What is asked
Scan the data below. Pull out each line where "this" occurs.

Dataset rows

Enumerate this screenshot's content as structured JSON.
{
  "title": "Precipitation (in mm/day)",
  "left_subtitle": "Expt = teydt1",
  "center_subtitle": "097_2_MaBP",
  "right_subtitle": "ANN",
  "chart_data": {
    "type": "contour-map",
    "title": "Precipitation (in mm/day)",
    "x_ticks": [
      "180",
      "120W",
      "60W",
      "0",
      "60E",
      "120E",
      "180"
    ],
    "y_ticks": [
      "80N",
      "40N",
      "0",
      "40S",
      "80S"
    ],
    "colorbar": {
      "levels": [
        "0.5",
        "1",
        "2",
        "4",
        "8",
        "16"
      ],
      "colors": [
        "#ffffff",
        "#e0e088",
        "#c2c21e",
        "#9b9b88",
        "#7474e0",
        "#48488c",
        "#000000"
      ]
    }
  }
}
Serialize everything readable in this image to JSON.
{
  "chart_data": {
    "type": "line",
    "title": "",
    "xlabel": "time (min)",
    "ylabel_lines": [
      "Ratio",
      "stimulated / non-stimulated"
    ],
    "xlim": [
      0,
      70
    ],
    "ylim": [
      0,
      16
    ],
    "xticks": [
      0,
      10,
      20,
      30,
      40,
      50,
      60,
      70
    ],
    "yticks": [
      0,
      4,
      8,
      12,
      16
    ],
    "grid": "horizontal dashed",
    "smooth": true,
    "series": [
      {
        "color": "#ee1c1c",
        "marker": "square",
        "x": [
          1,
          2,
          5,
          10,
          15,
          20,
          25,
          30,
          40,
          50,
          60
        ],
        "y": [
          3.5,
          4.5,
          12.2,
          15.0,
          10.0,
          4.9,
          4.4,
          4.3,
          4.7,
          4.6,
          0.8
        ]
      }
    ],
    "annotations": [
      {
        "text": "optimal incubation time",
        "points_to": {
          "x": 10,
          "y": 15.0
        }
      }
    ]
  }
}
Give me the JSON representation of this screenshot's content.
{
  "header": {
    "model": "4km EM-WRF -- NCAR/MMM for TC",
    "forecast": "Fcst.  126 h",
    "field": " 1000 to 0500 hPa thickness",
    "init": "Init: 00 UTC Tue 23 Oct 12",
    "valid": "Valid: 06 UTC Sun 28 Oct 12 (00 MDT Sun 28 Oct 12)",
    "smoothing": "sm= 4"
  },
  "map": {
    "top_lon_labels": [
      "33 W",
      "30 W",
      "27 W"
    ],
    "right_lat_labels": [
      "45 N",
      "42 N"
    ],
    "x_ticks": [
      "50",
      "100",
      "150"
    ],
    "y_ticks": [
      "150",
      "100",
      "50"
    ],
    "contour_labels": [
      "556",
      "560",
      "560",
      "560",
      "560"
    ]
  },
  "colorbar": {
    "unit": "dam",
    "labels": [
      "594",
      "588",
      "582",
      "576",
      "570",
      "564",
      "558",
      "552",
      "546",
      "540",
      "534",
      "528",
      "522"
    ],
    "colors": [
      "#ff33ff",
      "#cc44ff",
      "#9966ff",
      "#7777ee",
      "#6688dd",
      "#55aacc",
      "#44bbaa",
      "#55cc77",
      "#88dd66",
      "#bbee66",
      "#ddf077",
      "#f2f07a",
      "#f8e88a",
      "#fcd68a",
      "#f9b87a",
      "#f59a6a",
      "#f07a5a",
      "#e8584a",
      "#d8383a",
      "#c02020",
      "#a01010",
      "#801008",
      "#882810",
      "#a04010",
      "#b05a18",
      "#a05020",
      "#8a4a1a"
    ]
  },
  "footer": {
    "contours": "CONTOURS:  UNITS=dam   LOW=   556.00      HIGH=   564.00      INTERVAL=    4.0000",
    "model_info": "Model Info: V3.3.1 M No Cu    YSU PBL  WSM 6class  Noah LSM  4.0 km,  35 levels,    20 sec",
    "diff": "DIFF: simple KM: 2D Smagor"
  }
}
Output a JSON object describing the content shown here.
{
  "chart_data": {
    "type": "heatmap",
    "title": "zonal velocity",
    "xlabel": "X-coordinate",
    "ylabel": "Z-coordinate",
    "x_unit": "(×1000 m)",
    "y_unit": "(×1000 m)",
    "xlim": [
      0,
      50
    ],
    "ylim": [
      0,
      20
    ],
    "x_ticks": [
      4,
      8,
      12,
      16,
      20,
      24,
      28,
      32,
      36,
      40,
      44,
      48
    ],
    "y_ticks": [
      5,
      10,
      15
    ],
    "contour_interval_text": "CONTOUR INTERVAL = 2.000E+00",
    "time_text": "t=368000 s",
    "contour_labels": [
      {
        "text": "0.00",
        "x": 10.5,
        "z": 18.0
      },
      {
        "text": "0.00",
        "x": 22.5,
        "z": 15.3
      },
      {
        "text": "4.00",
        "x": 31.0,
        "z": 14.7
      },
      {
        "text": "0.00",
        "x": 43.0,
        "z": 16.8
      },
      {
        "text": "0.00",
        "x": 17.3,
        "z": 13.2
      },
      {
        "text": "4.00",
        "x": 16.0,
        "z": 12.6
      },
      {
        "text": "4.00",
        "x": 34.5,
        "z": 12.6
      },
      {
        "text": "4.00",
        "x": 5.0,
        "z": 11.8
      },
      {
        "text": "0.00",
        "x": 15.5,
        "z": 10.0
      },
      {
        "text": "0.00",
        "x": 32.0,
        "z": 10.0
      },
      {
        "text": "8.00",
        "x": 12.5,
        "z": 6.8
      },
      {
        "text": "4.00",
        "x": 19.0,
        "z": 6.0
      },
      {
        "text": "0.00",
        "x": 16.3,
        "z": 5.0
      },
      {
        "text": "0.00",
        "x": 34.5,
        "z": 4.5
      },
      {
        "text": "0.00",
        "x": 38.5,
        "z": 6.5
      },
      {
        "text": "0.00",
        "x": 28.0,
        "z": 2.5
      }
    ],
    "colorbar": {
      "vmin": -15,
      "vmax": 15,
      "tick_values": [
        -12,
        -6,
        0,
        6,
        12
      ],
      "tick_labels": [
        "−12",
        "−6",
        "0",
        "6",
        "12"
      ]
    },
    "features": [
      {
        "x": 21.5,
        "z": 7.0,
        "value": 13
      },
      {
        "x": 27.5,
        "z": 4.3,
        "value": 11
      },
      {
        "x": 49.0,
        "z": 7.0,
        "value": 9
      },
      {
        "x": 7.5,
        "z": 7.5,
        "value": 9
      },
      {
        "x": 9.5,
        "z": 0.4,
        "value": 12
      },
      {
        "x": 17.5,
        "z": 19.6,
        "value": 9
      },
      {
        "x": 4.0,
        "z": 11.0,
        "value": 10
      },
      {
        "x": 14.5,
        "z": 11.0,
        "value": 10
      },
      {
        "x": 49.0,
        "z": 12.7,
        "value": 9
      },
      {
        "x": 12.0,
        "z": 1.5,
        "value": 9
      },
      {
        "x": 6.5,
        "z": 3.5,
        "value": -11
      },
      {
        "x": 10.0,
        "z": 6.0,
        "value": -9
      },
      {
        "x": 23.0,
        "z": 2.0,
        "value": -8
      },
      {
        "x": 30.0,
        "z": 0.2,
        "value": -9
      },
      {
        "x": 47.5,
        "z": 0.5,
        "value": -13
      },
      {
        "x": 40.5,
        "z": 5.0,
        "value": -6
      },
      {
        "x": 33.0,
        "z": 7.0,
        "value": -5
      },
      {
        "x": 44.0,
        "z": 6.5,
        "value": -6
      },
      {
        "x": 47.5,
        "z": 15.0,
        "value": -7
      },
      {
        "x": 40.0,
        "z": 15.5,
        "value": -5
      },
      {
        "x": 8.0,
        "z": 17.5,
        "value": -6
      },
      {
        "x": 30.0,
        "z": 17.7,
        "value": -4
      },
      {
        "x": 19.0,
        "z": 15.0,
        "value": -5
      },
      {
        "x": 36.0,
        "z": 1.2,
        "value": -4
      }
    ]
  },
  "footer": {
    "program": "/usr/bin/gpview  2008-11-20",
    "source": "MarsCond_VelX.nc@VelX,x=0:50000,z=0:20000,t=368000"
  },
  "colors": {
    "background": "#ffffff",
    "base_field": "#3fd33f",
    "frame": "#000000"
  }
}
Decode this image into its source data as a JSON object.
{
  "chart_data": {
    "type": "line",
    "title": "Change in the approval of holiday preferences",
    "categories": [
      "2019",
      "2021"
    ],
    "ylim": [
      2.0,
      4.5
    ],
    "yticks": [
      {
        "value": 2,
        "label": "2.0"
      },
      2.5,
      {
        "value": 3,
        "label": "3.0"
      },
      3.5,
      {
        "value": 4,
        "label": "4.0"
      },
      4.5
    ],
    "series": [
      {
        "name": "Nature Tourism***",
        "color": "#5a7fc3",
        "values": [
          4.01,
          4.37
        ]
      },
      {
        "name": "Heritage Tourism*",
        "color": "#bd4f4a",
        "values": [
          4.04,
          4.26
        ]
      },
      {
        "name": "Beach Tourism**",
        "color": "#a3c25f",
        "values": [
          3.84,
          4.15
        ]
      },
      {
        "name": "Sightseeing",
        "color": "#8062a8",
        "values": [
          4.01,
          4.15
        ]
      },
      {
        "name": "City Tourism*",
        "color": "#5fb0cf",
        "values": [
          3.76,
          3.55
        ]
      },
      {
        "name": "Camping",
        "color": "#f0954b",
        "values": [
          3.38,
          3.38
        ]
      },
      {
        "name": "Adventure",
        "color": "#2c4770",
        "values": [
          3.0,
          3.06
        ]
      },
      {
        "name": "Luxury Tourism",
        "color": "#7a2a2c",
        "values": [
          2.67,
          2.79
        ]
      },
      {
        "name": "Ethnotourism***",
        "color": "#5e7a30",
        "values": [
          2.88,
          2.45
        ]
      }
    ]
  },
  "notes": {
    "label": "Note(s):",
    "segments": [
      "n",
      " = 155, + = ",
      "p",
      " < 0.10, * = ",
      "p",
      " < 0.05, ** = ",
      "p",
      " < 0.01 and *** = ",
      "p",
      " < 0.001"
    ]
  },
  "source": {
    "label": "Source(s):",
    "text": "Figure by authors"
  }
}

Written answer
Enumerate this screenshot's content as structured JSON.
Serialize everything readable in this image to JSON.
Give me the JSON representation of this screenshot's content.
Decode this image into its source data as a JSON object.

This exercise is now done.